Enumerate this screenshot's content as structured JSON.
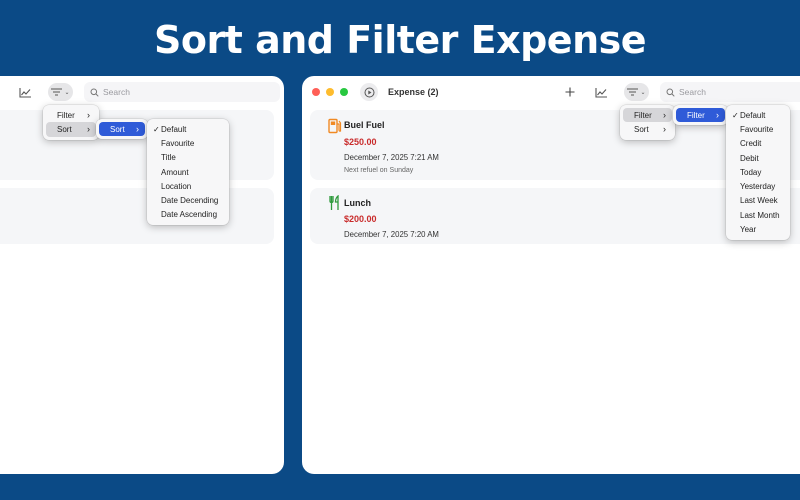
{
  "headline": "Sort and Filter Expense",
  "colors": {
    "background": "#0b4a86",
    "accent": "#2f5bd8",
    "amount": "#c92b2b",
    "fuel_icon": "#f08a24",
    "food_icon": "#2e9a3c"
  },
  "left_window": {
    "search_placeholder": "Search",
    "menu": [
      {
        "label": "Filter",
        "has_submenu": true
      },
      {
        "label": "Sort",
        "has_submenu": true,
        "highlighted": true
      }
    ],
    "submenu": [
      {
        "label": "Sort",
        "has_submenu": true,
        "selected": true
      }
    ],
    "sort_options": [
      "Default",
      "Favourite",
      "Title",
      "Amount",
      "Location",
      "Date Decending",
      "Date Ascending"
    ],
    "sort_checked": "Default"
  },
  "right_window": {
    "title": "Expense (2)",
    "search_placeholder": "Search",
    "expenses": [
      {
        "title": "Buel Fuel",
        "amount": "$250.00",
        "date": "December 7, 2025 7:21 AM",
        "note": "Next refuel on Sunday",
        "icon": "fuel-pump-icon"
      },
      {
        "title": "Lunch",
        "amount": "$200.00",
        "date": "December 7, 2025 7:20 AM",
        "note": "",
        "icon": "fork-knife-icon"
      }
    ],
    "menu": [
      {
        "label": "Filter",
        "has_submenu": true,
        "highlighted": true
      },
      {
        "label": "Sort",
        "has_submenu": true
      }
    ],
    "submenu": [
      {
        "label": "Filter",
        "has_submenu": true,
        "selected": true
      }
    ],
    "filter_options": [
      "Default",
      "Favourite",
      "Credit",
      "Debit",
      "Today",
      "Yesterday",
      "Last Week",
      "Last Month",
      "Year"
    ],
    "filter_checked": "Default"
  }
}
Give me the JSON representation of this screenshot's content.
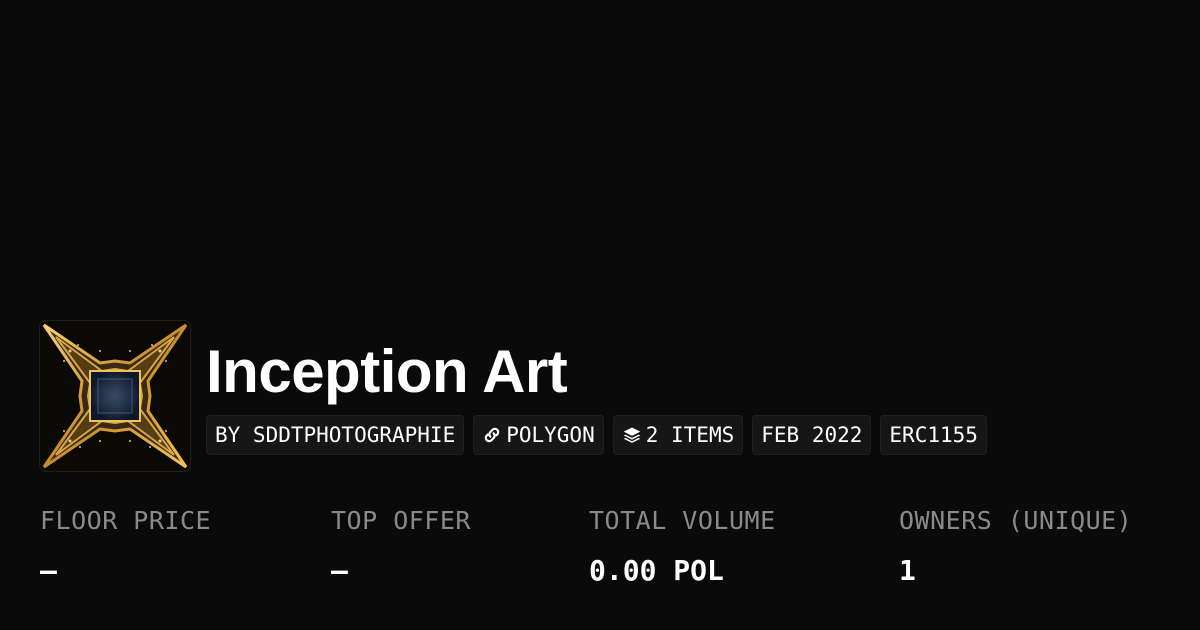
{
  "collection": {
    "title": "Inception Art",
    "creator": "BY SDDTPHOTOGRAPHIE",
    "chain": "POLYGON",
    "items": "2 ITEMS",
    "date": "FEB 2022",
    "standard": "ERC1155",
    "avatar_icon": "collection-image"
  },
  "stats": {
    "floor_price": {
      "label": "FLOOR PRICE",
      "value": "–"
    },
    "top_offer": {
      "label": "TOP OFFER",
      "value": "–"
    },
    "total_volume": {
      "label": "TOTAL VOLUME",
      "value": "0.00 POL"
    },
    "owners": {
      "label": "OWNERS (UNIQUE)",
      "value": "1"
    }
  },
  "colors": {
    "background": "#0a0a0a",
    "tag_background": "#161616",
    "label": "#8a8a8a",
    "text": "#ffffff",
    "avatar_gold": "#e8b64a"
  }
}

AIM OF THE TASK
Repeat the material exactly as it reads, without any of its pictures.

TASK SOLUTION
Enumerate this screenshot's content as structured JSON.
{
  "headline": "Sort and Filter Expense",
  "colors": {
    "background": "#0b4a86",
    "accent": "#2f5bd8",
    "amount": "#c92b2b",
    "fuel_icon": "#f08a24",
    "food_icon": "#2e9a3c"
  },
  "left_window": {
    "search_placeholder": "Search",
    "menu": [
      {
        "label": "Filter",
        "has_submenu": true
      },
      {
        "label": "Sort",
        "has_submenu": true,
        "highlighted": true
      }
    ],
    "submenu": [
      {
        "label": "Sort",
        "has_submenu": true,
        "selected": true
      }
    ],
    "sort_options": [
      "Default",
      "Favourite",
      "Title",
      "Amount",
      "Location",
      "Date Decending",
      "Date Ascending"
    ],
    "sort_checked": "Default"
  },
  "right_window": {
    "title": "Expense (2)",
    "search_placeholder": "Search",
    "expenses": [
      {
        "title": "Buel Fuel",
        "amount": "$250.00",
        "date": "December 7, 2025 7:21 AM",
        "note": "Next refuel on Sunday",
        "icon": "fuel-pump-icon"
      },
      {
        "title": "Lunch",
        "amount": "$200.00",
        "date": "December 7, 2025 7:20 AM",
        "note": "",
        "icon": "fork-knife-icon"
      }
    ],
    "menu": [
      {
        "label": "Filter",
        "has_submenu": true,
        "highlighted": true
      },
      {
        "label": "Sort",
        "has_submenu": true
      }
    ],
    "submenu": [
      {
        "label": "Filter",
        "has_submenu": true,
        "selected": true
      }
    ],
    "filter_options": [
      "Default",
      "Favourite",
      "Credit",
      "Debit",
      "Today",
      "Yesterday",
      "Last Week",
      "Last Month",
      "Year"
    ],
    "filter_checked": "Default"
  }
}
Give me the JSON representation of this screenshot's content.
{
  "collection": {
    "title": "Inception Art",
    "creator": "BY SDDTPHOTOGRAPHIE",
    "chain": "POLYGON",
    "items": "2 ITEMS",
    "date": "FEB 2022",
    "standard": "ERC1155",
    "avatar_icon": "collection-image"
  },
  "stats": {
    "floor_price": {
      "label": "FLOOR PRICE",
      "value": "–"
    },
    "top_offer": {
      "label": "TOP OFFER",
      "value": "–"
    },
    "total_volume": {
      "label": "TOTAL VOLUME",
      "value": "0.00 POL"
    },
    "owners": {
      "label": "OWNERS (UNIQUE)",
      "value": "1"
    }
  },
  "colors": {
    "background": "#0a0a0a",
    "tag_background": "#161616",
    "label": "#8a8a8a",
    "text": "#ffffff",
    "avatar_gold": "#e8b64a"
  }
}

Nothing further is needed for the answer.